## Aim of the task
Sort through the entries below and pull out lines containing the word "name".

## The records
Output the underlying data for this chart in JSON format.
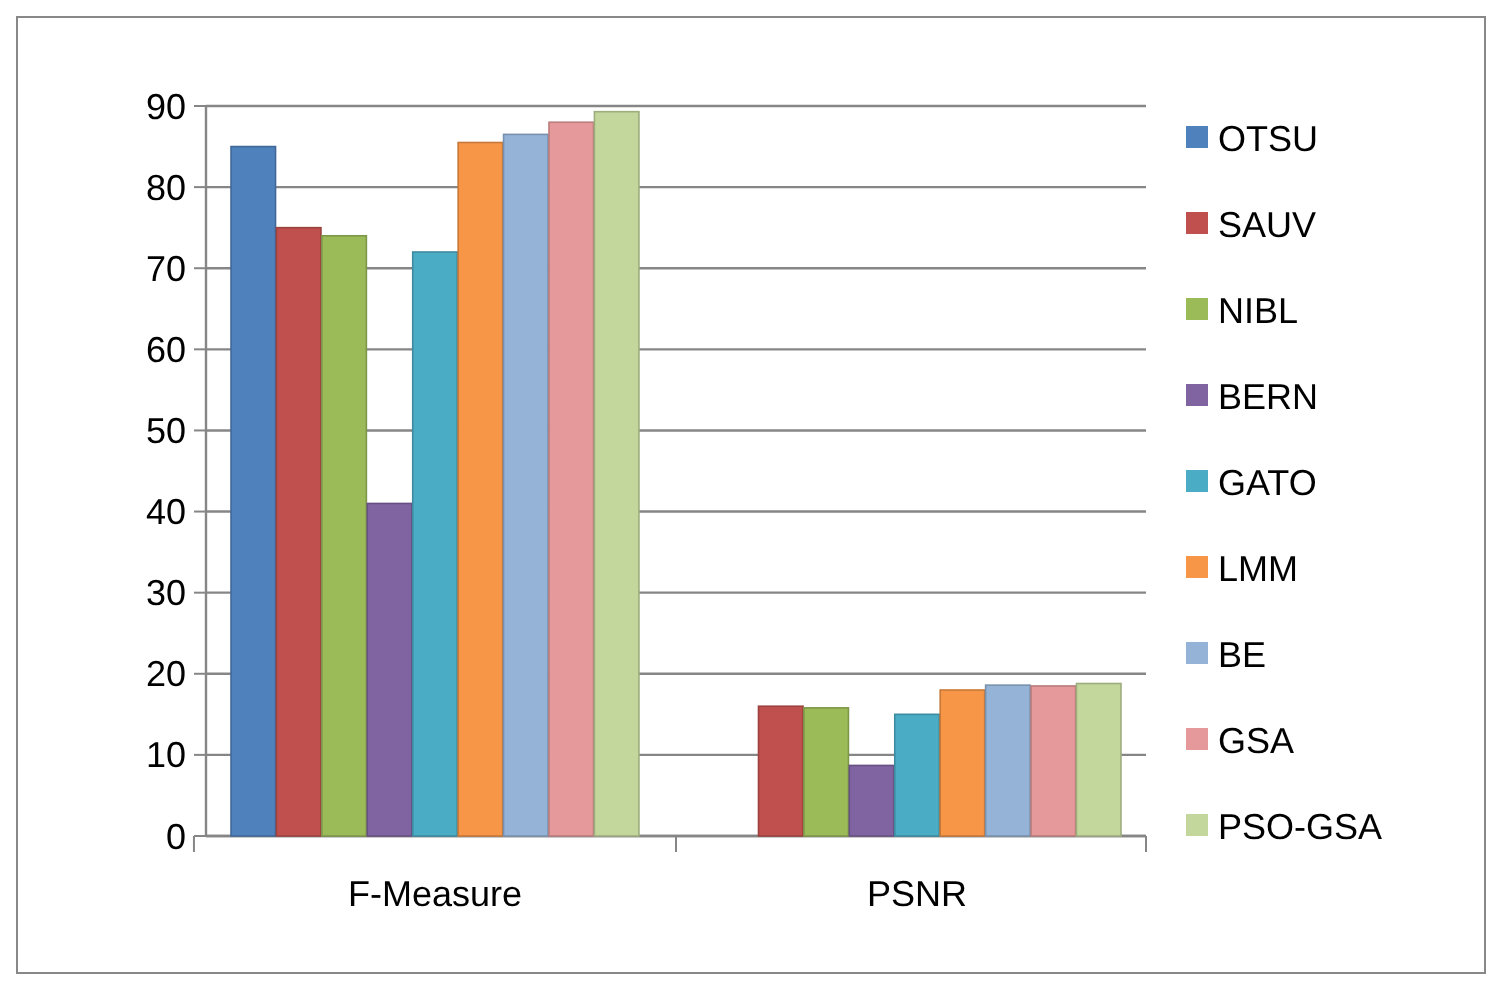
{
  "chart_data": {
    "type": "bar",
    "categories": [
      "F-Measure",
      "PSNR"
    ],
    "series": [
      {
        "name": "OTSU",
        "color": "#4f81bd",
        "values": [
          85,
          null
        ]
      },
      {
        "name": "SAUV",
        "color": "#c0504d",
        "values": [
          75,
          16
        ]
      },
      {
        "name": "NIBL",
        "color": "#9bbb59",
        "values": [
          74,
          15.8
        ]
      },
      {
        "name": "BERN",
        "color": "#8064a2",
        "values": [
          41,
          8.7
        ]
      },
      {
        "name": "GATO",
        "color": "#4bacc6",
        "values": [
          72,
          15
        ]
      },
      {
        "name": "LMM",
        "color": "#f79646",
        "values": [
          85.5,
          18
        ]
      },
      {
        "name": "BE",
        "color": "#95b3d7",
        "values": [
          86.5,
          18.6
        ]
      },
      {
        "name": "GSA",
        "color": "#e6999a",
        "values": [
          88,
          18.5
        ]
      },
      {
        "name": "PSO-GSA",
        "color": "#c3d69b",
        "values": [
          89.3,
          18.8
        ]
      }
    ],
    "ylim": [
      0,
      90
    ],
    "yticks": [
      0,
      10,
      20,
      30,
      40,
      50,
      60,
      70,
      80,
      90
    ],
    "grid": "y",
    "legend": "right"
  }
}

## Response below
        "name": "OTSU",
        "name": "SAUV",
        "name": "NIBL",
        "name": "BERN",
        "name": "GATO",
        "name": "LMM",
        "name": "BE",
        "name": "GSA",
        "name": "PSO-GSA",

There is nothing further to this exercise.